» Short problem: Search the material for the string "between", then report how many lines hold it, with no other text.

Saved data entries:
* BEGIN *
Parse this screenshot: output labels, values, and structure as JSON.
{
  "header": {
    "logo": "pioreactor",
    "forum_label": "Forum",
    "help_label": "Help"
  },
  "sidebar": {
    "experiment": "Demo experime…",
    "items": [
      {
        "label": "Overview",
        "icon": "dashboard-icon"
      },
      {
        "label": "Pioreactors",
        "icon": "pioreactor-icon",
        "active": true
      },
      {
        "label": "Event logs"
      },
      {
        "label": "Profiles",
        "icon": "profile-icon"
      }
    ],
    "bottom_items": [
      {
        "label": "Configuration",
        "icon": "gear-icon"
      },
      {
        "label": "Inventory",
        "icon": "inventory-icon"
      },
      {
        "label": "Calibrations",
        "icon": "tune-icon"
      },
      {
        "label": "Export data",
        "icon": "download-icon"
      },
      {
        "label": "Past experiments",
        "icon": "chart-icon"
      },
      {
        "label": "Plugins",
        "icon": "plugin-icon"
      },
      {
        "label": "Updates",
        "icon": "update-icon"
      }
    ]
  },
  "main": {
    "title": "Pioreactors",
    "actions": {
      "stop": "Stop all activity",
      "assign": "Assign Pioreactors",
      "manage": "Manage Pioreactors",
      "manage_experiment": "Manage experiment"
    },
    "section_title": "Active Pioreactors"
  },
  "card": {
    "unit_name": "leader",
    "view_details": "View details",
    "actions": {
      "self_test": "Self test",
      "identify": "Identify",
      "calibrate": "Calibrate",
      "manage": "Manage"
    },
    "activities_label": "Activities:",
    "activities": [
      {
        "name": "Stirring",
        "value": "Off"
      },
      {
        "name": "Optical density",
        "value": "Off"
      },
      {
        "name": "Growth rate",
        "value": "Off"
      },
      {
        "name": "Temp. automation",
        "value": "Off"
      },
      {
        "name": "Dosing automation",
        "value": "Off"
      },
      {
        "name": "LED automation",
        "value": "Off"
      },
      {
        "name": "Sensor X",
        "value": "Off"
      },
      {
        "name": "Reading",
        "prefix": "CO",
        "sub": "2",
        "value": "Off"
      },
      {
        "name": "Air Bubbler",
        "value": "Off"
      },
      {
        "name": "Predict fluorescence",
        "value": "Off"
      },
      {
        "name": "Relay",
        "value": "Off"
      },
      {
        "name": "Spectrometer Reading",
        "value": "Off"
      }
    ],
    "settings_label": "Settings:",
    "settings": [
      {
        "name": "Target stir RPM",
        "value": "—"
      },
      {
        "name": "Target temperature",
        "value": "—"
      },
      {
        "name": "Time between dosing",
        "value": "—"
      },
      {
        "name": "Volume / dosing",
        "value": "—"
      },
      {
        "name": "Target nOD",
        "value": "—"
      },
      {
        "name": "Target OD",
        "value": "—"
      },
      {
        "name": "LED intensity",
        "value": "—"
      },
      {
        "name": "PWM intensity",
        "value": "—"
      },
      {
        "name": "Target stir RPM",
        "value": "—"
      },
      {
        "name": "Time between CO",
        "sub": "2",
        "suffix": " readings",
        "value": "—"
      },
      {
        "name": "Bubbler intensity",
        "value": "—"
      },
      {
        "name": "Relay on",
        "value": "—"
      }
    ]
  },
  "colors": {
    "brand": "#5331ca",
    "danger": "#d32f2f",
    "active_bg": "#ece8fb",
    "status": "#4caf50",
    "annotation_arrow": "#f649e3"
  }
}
* END *
» Reply: 2